* RECORDS TO PROCESS:

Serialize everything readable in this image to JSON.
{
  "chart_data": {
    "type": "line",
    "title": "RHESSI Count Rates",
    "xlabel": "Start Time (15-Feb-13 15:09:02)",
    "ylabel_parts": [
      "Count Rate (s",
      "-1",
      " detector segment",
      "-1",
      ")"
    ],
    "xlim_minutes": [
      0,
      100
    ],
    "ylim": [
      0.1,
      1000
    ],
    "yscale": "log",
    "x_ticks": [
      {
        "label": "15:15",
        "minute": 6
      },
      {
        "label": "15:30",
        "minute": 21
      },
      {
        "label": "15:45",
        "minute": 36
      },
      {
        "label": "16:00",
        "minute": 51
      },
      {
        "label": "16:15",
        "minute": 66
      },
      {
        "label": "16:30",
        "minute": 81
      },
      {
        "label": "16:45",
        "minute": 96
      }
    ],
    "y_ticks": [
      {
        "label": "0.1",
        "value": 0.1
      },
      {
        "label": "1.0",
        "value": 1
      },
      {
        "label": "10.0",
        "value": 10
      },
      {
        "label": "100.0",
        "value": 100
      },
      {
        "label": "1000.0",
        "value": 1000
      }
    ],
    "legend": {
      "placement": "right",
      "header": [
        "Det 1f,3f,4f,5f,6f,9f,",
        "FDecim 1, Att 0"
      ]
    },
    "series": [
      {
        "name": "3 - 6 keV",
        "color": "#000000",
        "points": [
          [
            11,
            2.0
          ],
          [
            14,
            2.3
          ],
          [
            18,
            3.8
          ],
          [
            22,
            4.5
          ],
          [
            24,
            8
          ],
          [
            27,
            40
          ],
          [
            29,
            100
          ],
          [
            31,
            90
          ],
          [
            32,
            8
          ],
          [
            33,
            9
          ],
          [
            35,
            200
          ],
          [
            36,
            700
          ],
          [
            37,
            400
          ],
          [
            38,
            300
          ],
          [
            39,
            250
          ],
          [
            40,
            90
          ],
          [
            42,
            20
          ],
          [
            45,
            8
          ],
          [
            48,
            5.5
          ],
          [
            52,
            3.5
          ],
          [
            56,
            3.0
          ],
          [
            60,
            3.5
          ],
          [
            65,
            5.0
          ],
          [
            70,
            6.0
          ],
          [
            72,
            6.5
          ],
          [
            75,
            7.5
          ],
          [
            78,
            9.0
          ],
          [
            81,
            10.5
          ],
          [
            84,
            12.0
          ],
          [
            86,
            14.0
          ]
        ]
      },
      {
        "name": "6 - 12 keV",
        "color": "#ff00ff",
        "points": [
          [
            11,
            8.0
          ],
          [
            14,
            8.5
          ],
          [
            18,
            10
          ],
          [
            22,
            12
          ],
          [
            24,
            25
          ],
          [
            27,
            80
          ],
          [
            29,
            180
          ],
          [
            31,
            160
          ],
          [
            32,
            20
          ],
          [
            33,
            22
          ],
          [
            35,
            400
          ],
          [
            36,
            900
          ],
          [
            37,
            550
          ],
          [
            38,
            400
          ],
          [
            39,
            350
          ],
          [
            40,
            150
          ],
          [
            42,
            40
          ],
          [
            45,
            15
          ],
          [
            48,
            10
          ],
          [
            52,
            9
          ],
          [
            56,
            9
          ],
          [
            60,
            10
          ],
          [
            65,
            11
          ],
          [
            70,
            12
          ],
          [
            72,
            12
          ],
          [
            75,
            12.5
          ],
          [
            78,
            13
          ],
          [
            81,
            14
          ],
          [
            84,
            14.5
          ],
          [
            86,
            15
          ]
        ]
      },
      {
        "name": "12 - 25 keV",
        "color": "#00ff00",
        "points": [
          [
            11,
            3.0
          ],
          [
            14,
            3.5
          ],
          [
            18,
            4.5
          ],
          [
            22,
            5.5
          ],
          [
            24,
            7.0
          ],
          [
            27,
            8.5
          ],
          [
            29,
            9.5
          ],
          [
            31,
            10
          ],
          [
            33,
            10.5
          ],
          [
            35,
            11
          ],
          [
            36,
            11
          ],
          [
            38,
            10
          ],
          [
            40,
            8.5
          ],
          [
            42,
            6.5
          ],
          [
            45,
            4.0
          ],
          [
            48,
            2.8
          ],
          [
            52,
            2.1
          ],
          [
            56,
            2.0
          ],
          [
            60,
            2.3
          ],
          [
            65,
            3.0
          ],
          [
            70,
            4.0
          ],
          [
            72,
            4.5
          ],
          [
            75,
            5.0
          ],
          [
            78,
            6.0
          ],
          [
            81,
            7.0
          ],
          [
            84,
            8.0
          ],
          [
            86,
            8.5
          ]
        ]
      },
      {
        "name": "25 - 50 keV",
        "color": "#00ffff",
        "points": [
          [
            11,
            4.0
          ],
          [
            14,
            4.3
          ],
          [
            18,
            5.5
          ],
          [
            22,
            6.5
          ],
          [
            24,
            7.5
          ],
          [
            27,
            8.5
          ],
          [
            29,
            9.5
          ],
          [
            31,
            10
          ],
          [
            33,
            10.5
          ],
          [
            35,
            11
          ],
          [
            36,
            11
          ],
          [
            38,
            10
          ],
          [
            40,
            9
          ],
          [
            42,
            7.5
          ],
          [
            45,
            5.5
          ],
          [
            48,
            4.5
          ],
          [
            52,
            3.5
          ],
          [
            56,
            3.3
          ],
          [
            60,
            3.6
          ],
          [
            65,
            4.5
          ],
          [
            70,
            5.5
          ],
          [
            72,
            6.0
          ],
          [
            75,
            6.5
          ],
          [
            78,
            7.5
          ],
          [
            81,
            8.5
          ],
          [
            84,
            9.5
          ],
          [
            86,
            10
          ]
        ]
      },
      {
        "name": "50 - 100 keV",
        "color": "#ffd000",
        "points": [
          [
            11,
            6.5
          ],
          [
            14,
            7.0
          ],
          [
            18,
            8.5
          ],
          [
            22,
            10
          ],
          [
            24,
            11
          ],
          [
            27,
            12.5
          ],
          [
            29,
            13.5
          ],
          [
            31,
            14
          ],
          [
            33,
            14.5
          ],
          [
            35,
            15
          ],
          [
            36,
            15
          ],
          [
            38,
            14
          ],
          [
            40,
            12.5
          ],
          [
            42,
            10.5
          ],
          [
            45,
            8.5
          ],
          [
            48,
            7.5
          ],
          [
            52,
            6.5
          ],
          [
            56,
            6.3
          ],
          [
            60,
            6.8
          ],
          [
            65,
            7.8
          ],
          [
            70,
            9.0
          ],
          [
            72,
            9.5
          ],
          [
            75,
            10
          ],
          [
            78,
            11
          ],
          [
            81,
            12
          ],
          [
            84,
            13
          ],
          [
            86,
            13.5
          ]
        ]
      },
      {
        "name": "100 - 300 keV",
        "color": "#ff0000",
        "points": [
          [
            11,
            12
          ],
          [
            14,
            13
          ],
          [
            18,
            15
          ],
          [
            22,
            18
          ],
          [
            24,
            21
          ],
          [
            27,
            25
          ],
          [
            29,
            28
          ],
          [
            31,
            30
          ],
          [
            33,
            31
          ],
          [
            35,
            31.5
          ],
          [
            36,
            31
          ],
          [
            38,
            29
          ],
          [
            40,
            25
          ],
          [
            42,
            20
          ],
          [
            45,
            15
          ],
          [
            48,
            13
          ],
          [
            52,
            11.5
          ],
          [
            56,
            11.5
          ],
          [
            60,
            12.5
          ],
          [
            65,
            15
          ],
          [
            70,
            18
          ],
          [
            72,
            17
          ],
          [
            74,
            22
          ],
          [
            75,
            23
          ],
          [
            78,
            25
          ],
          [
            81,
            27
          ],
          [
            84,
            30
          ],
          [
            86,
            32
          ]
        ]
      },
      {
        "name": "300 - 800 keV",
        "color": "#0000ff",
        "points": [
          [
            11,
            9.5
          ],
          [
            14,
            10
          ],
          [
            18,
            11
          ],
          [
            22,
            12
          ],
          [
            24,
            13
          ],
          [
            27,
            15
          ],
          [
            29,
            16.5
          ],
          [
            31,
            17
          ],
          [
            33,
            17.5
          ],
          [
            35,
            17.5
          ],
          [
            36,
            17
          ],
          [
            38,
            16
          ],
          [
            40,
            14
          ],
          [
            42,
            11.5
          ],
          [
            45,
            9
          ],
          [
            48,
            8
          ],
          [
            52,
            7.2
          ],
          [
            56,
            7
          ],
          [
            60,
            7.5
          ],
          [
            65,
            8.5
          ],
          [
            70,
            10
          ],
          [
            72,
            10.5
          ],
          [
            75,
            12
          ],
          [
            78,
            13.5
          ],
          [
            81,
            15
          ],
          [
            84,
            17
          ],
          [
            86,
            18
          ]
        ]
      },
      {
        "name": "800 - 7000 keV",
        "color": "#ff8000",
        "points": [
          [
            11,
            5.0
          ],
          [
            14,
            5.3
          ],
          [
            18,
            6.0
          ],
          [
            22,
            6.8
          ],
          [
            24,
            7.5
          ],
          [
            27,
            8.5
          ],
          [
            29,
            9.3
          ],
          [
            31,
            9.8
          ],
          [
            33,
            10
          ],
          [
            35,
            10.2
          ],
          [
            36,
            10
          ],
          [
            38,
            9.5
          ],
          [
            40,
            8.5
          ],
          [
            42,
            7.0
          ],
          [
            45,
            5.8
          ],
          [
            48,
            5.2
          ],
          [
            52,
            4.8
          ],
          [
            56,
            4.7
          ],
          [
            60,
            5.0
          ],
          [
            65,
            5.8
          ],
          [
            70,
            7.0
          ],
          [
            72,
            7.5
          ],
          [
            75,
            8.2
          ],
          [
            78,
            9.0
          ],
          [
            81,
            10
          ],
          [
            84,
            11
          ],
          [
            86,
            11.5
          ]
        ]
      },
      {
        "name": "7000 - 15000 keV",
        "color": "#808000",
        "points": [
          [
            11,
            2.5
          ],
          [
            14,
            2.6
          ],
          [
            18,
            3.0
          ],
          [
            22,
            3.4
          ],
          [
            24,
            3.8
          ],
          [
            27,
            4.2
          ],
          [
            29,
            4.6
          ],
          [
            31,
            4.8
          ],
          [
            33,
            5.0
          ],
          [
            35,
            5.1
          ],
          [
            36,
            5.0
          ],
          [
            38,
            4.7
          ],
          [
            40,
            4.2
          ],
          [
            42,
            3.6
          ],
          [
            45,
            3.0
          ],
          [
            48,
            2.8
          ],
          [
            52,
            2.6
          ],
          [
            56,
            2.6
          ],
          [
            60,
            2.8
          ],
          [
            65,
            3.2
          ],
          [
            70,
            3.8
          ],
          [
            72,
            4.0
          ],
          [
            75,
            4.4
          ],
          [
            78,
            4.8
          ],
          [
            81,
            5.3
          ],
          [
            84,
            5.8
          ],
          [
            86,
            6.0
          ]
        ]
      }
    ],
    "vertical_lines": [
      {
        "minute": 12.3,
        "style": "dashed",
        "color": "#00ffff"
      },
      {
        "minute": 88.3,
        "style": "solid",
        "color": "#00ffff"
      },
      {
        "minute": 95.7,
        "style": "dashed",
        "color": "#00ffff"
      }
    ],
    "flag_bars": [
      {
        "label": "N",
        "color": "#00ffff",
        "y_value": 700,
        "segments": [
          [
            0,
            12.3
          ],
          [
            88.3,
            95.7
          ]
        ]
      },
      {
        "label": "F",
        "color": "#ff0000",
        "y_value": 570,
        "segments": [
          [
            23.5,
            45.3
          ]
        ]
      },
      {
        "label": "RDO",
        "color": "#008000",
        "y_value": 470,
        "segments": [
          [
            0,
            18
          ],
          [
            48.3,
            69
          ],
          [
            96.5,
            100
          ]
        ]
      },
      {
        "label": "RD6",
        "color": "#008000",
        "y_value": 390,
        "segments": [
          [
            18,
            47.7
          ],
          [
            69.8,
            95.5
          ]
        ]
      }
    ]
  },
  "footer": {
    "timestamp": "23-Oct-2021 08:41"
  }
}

* TASK DETAILS:
All lines of the data above that include the word "name" must be shown.

* SOLUTION TO THIS TASK:
        "name": "3 - 6 keV",
        "name": "6 - 12 keV",
        "name": "12 - 25 keV",
        "name": "25 - 50 keV",
        "name": "50 - 100 keV",
        "name": "100 - 300 keV",
        "name": "300 - 800 keV",
        "name": "800 - 7000 keV",
        "name": "7000 - 15000 keV",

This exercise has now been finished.